## Set exercise:
Scan the records below. List lines holding "ylabel".

....

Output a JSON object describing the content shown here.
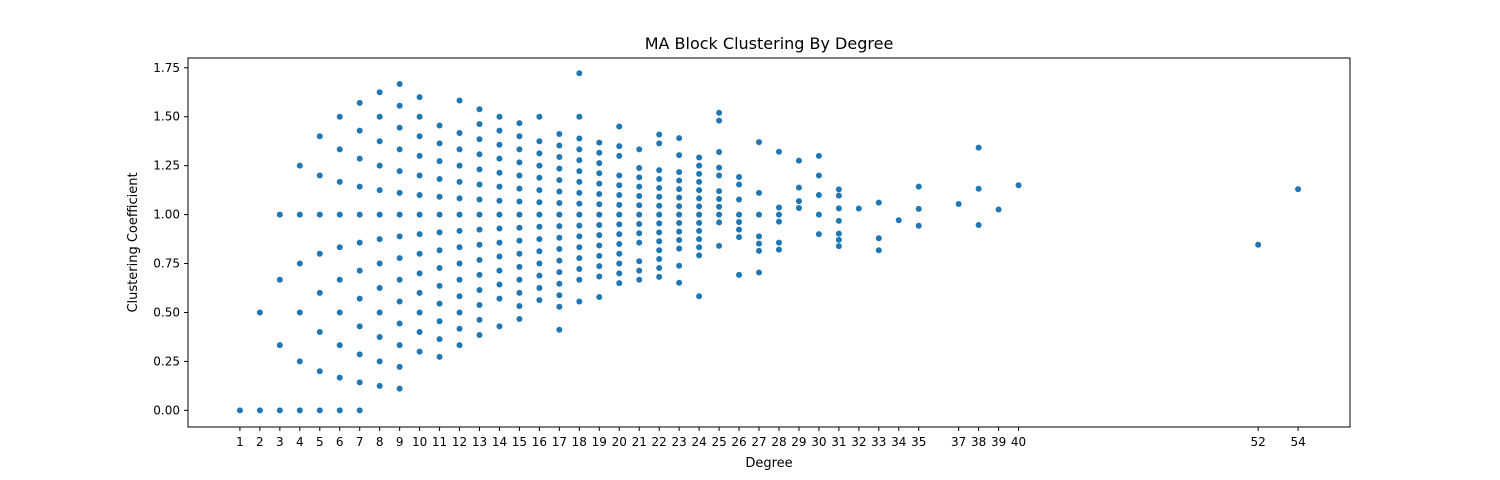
{
  "chart_data": {
    "type": "scatter",
    "title": "MA Block Clustering By Degree",
    "xlabel": "Degree",
    "ylabel": "Clustering Coefficient",
    "xlim": [
      -1.6,
      56.6
    ],
    "ylim": [
      -0.085,
      1.8
    ],
    "x_ticks": [
      1,
      2,
      3,
      4,
      5,
      6,
      7,
      8,
      9,
      10,
      11,
      12,
      13,
      14,
      15,
      16,
      17,
      18,
      19,
      20,
      21,
      22,
      23,
      24,
      25,
      26,
      27,
      28,
      29,
      30,
      31,
      32,
      33,
      34,
      35,
      37,
      38,
      39,
      40,
      52,
      54
    ],
    "y_ticks": [
      0.0,
      0.25,
      0.5,
      0.75,
      1.0,
      1.25,
      1.5,
      1.75
    ],
    "y_tick_labels": [
      "0.00",
      "0.25",
      "0.50",
      "0.75",
      "1.00",
      "1.25",
      "1.50",
      "1.75"
    ],
    "grid": false,
    "marker_color": "#1f77b4",
    "points": {
      "1": [
        0
      ],
      "2": [
        0,
        0.5
      ],
      "3": [
        0,
        0.333,
        0.667,
        1.0
      ],
      "4": [
        0,
        0.25,
        0.5,
        0.75,
        1.0,
        1.25
      ],
      "5": [
        0,
        0.2,
        0.4,
        0.6,
        0.8,
        1.0,
        1.2,
        1.4
      ],
      "6": [
        0,
        0.167,
        0.333,
        0.5,
        0.667,
        0.833,
        1.0,
        1.167,
        1.333,
        1.5
      ],
      "7": [
        0,
        0.143,
        0.286,
        0.429,
        0.571,
        0.714,
        0.857,
        1.0,
        1.143,
        1.286,
        1.429,
        1.571
      ],
      "8": [
        0.125,
        0.25,
        0.375,
        0.5,
        0.625,
        0.75,
        0.875,
        1.0,
        1.125,
        1.25,
        1.375,
        1.5,
        1.625
      ],
      "9": [
        0.111,
        0.222,
        0.333,
        0.444,
        0.556,
        0.667,
        0.778,
        0.889,
        1.0,
        1.111,
        1.222,
        1.333,
        1.444,
        1.556,
        1.667
      ],
      "10": [
        0.3,
        0.4,
        0.5,
        0.6,
        0.7,
        0.8,
        0.9,
        1.0,
        1.1,
        1.2,
        1.3,
        1.4,
        1.5,
        1.6
      ],
      "11": [
        0.273,
        0.364,
        0.455,
        0.545,
        0.636,
        0.727,
        0.818,
        0.909,
        1.0,
        1.091,
        1.182,
        1.273,
        1.364,
        1.455
      ],
      "12": [
        0.333,
        0.417,
        0.5,
        0.583,
        0.667,
        0.75,
        0.833,
        0.917,
        1.0,
        1.083,
        1.167,
        1.25,
        1.333,
        1.417,
        1.583
      ],
      "13": [
        0.385,
        0.462,
        0.538,
        0.615,
        0.692,
        0.769,
        0.846,
        0.923,
        1.0,
        1.077,
        1.154,
        1.231,
        1.308,
        1.385,
        1.462,
        1.538
      ],
      "14": [
        0.429,
        0.571,
        0.643,
        0.714,
        0.786,
        0.857,
        0.929,
        1.0,
        1.071,
        1.143,
        1.214,
        1.286,
        1.357,
        1.429,
        1.5
      ],
      "15": [
        0.467,
        0.533,
        0.6,
        0.667,
        0.733,
        0.8,
        0.867,
        0.933,
        1.0,
        1.067,
        1.133,
        1.2,
        1.267,
        1.333,
        1.4,
        1.467
      ],
      "16": [
        0.563,
        0.625,
        0.688,
        0.75,
        0.813,
        0.875,
        0.938,
        1.0,
        1.063,
        1.125,
        1.188,
        1.25,
        1.313,
        1.375,
        1.5
      ],
      "17": [
        0.412,
        0.529,
        0.588,
        0.647,
        0.706,
        0.765,
        0.824,
        0.882,
        0.941,
        1.0,
        1.059,
        1.118,
        1.176,
        1.235,
        1.294,
        1.353,
        1.412
      ],
      "18": [
        0.556,
        0.667,
        0.722,
        0.778,
        0.833,
        0.889,
        0.944,
        1.0,
        1.056,
        1.111,
        1.167,
        1.222,
        1.278,
        1.333,
        1.389,
        1.5,
        1.722
      ],
      "19": [
        0.579,
        0.684,
        0.737,
        0.789,
        0.842,
        0.895,
        0.947,
        1.0,
        1.053,
        1.105,
        1.158,
        1.211,
        1.263,
        1.316,
        1.368
      ],
      "20": [
        0.65,
        0.7,
        0.75,
        0.8,
        0.85,
        0.9,
        0.95,
        1.0,
        1.05,
        1.1,
        1.15,
        1.2,
        1.3,
        1.35,
        1.45
      ],
      "21": [
        0.667,
        0.714,
        0.762,
        0.857,
        0.905,
        0.952,
        1.0,
        1.048,
        1.095,
        1.143,
        1.19,
        1.238,
        1.333
      ],
      "22": [
        0.682,
        0.727,
        0.773,
        0.818,
        0.864,
        0.909,
        0.955,
        1.0,
        1.045,
        1.091,
        1.136,
        1.182,
        1.227,
        1.364,
        1.409
      ],
      "23": [
        0.652,
        0.739,
        0.826,
        0.87,
        0.913,
        0.957,
        1.0,
        1.043,
        1.087,
        1.13,
        1.174,
        1.217,
        1.304,
        1.391
      ],
      "24": [
        0.583,
        0.792,
        0.833,
        0.875,
        0.917,
        0.958,
        1.0,
        1.042,
        1.083,
        1.125,
        1.167,
        1.208,
        1.25,
        1.292
      ],
      "25": [
        0.84,
        0.96,
        1.0,
        1.04,
        1.08,
        1.12,
        1.2,
        1.24,
        1.32,
        1.48,
        1.52
      ],
      "26": [
        0.692,
        0.885,
        0.923,
        0.962,
        1.0,
        1.077,
        1.154,
        1.192
      ],
      "27": [
        0.704,
        0.815,
        0.852,
        0.889,
        1.0,
        1.111,
        1.37
      ],
      "28": [
        0.821,
        0.857,
        0.964,
        1.0,
        1.036,
        1.321
      ],
      "29": [
        1.034,
        1.069,
        1.138,
        1.276
      ],
      "30": [
        0.9,
        1.0,
        1.1,
        1.2,
        1.3
      ],
      "31": [
        0.839,
        0.871,
        0.903,
        0.968,
        1.032,
        1.097,
        1.129
      ],
      "32": [
        1.031
      ],
      "33": [
        0.818,
        0.879,
        1.061
      ],
      "34": [
        0.971
      ],
      "35": [
        0.943,
        1.029,
        1.143
      ],
      "37": [
        1.054
      ],
      "38": [
        0.947,
        1.132,
        1.342
      ],
      "39": [
        1.026
      ],
      "40": [
        1.15
      ],
      "52": [
        0.846
      ],
      "54": [
        1.13
      ]
    }
  }
}
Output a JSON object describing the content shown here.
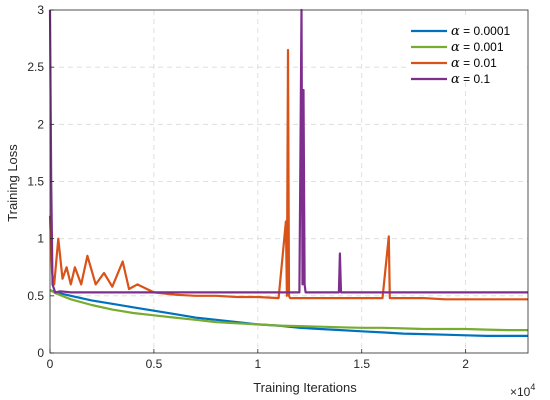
{
  "chart_data": {
    "type": "line",
    "title": "",
    "xlabel": "Training Iterations",
    "ylabel": "Training Loss",
    "xlim": [
      0,
      23000
    ],
    "ylim": [
      0,
      3
    ],
    "x_ticks": [
      0,
      5000,
      10000,
      15000,
      20000
    ],
    "x_tick_labels": [
      "0",
      "0.5",
      "1",
      "1.5",
      "2"
    ],
    "x_exponent_label": "×10",
    "x_exponent": "4",
    "y_ticks": [
      0,
      0.5,
      1,
      1.5,
      2,
      2.5,
      3
    ],
    "y_tick_labels": [
      "0",
      "0.5",
      "1",
      "1.5",
      "2",
      "2.5",
      "3"
    ],
    "grid": true,
    "legend_position": "top-right",
    "series": [
      {
        "symbol": "α",
        "label": " = 0.0001",
        "color": "#0072BD",
        "x": [
          0,
          300,
          1000,
          2000,
          3000,
          4000,
          5000,
          6000,
          7000,
          8000,
          9000,
          10000,
          11000,
          12000,
          13000,
          14000,
          15000,
          16000,
          17000,
          18000,
          19000,
          20000,
          21000,
          22000,
          23000
        ],
        "values": [
          0.55,
          0.53,
          0.5,
          0.46,
          0.43,
          0.4,
          0.37,
          0.34,
          0.31,
          0.29,
          0.27,
          0.25,
          0.24,
          0.22,
          0.21,
          0.2,
          0.19,
          0.18,
          0.17,
          0.165,
          0.16,
          0.155,
          0.15,
          0.15,
          0.15
        ]
      },
      {
        "symbol": "α",
        "label": " = 0.001",
        "color": "#77AC30",
        "x": [
          0,
          300,
          1000,
          2000,
          3000,
          4000,
          5000,
          6000,
          7000,
          8000,
          9000,
          10000,
          11000,
          12000,
          13000,
          14000,
          15000,
          16000,
          17000,
          18000,
          19000,
          20000,
          21000,
          22000,
          23000
        ],
        "values": [
          0.55,
          0.52,
          0.47,
          0.42,
          0.38,
          0.35,
          0.33,
          0.31,
          0.29,
          0.27,
          0.26,
          0.25,
          0.24,
          0.235,
          0.23,
          0.225,
          0.22,
          0.22,
          0.215,
          0.21,
          0.21,
          0.21,
          0.205,
          0.2,
          0.2
        ]
      },
      {
        "symbol": "α",
        "label": " = 0.01",
        "color": "#D95319",
        "x": [
          0,
          100,
          200,
          400,
          600,
          800,
          1000,
          1200,
          1500,
          1800,
          2200,
          2600,
          3000,
          3500,
          3800,
          4200,
          5000,
          6000,
          7000,
          8000,
          9000,
          10000,
          11000,
          11350,
          11400,
          11450,
          11500,
          11550,
          12000,
          13000,
          14000,
          15000,
          16000,
          16300,
          16350,
          16400,
          17000,
          18000,
          19000,
          20000,
          21000,
          22000,
          23000
        ],
        "values": [
          1.2,
          0.7,
          0.6,
          1.0,
          0.65,
          0.75,
          0.6,
          0.75,
          0.6,
          0.85,
          0.6,
          0.7,
          0.58,
          0.8,
          0.56,
          0.6,
          0.53,
          0.51,
          0.5,
          0.5,
          0.49,
          0.49,
          0.48,
          1.15,
          0.5,
          2.65,
          0.5,
          0.48,
          0.48,
          0.48,
          0.48,
          0.48,
          0.48,
          1.02,
          0.48,
          0.48,
          0.48,
          0.48,
          0.47,
          0.47,
          0.47,
          0.47,
          0.47
        ]
      },
      {
        "symbol": "α",
        "label": " = 0.1",
        "color": "#7E2F8E",
        "x": [
          0,
          60,
          120,
          250,
          500,
          1000,
          2000,
          3000,
          4000,
          5000,
          6000,
          7000,
          8000,
          9000,
          10000,
          11000,
          12000,
          12100,
          12150,
          12200,
          12250,
          12300,
          13000,
          13900,
          13950,
          14000,
          15000,
          16000,
          17000,
          18000,
          19000,
          20000,
          21000,
          22000,
          23000
        ],
        "values": [
          3.0,
          1.5,
          0.6,
          0.53,
          0.54,
          0.53,
          0.53,
          0.53,
          0.53,
          0.53,
          0.53,
          0.53,
          0.53,
          0.53,
          0.53,
          0.53,
          0.53,
          3.0,
          0.6,
          2.3,
          0.6,
          0.53,
          0.53,
          0.53,
          0.87,
          0.53,
          0.53,
          0.53,
          0.53,
          0.53,
          0.53,
          0.53,
          0.53,
          0.53,
          0.53
        ]
      }
    ]
  }
}
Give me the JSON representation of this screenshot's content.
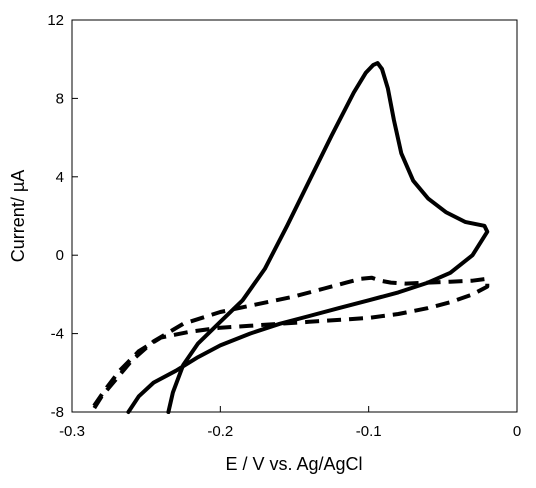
{
  "chart_data": {
    "type": "line",
    "title": "",
    "xlabel": "E / V vs. Ag/AgCl",
    "ylabel": "Current/ µA",
    "xlim": [
      -0.3,
      0
    ],
    "ylim": [
      -8,
      12
    ],
    "xticks": [
      -0.3,
      -0.2,
      -0.1,
      0
    ],
    "xtick_labels": [
      "-0.3",
      "-0.2",
      "-0.1",
      "0"
    ],
    "yticks": [
      -8,
      -4,
      0,
      4,
      8,
      12
    ],
    "ytick_labels": [
      "-8",
      "-4",
      "0",
      "4",
      "8",
      "12"
    ],
    "grid": false,
    "legend": "none",
    "series": [
      {
        "style": "solid",
        "color": "#000000",
        "x": [
          -0.235,
          -0.232,
          -0.225,
          -0.215,
          -0.2,
          -0.185,
          -0.17,
          -0.155,
          -0.14,
          -0.125,
          -0.11,
          -0.102,
          -0.097,
          -0.094,
          -0.091,
          -0.087,
          -0.083,
          -0.078,
          -0.07,
          -0.06,
          -0.048,
          -0.035,
          -0.022,
          -0.02,
          -0.03,
          -0.045,
          -0.06,
          -0.08,
          -0.1,
          -0.12,
          -0.14,
          -0.16,
          -0.18,
          -0.2,
          -0.215,
          -0.23,
          -0.245,
          -0.255,
          -0.262
        ],
        "y": [
          -8.0,
          -7.0,
          -5.6,
          -4.5,
          -3.4,
          -2.3,
          -0.7,
          1.5,
          3.8,
          6.1,
          8.3,
          9.3,
          9.7,
          9.8,
          9.5,
          8.5,
          6.9,
          5.2,
          3.8,
          2.9,
          2.2,
          1.7,
          1.5,
          1.2,
          0.0,
          -0.9,
          -1.4,
          -1.9,
          -2.3,
          -2.7,
          -3.1,
          -3.5,
          -4.0,
          -4.6,
          -5.2,
          -5.9,
          -6.5,
          -7.2,
          -8.0
        ]
      },
      {
        "style": "dashed",
        "color": "#000000",
        "x": [
          -0.285,
          -0.28,
          -0.27,
          -0.26,
          -0.245,
          -0.225,
          -0.2,
          -0.175,
          -0.15,
          -0.13,
          -0.115,
          -0.105,
          -0.098,
          -0.092,
          -0.085,
          -0.075,
          -0.06,
          -0.045,
          -0.03,
          -0.02,
          -0.02,
          -0.03,
          -0.045,
          -0.06,
          -0.08,
          -0.1,
          -0.12,
          -0.14,
          -0.16,
          -0.18,
          -0.2,
          -0.22,
          -0.24,
          -0.255,
          -0.268,
          -0.278,
          -0.288
        ],
        "y": [
          -7.8,
          -7.2,
          -6.3,
          -5.4,
          -4.4,
          -3.5,
          -2.9,
          -2.5,
          -2.1,
          -1.7,
          -1.4,
          -1.2,
          -1.15,
          -1.3,
          -1.4,
          -1.45,
          -1.4,
          -1.35,
          -1.3,
          -1.2,
          -1.6,
          -2.0,
          -2.4,
          -2.7,
          -3.0,
          -3.2,
          -3.3,
          -3.4,
          -3.5,
          -3.6,
          -3.7,
          -3.9,
          -4.2,
          -4.9,
          -5.9,
          -6.9,
          -8.0
        ]
      }
    ]
  }
}
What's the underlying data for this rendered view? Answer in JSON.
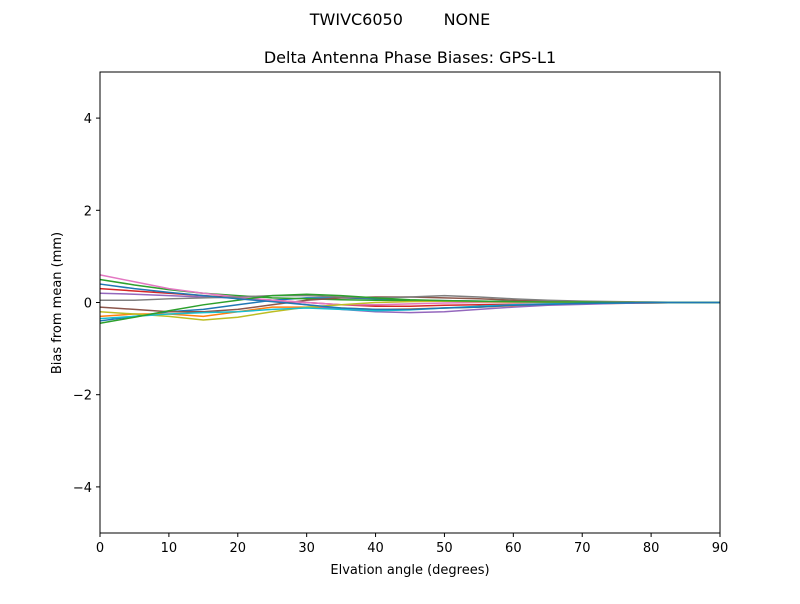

....

## Exercise result:
    "ylabel": "Clustering Coefficient",
    "ylabel": "Training Loss",
    "ylabel": "Current/ µA",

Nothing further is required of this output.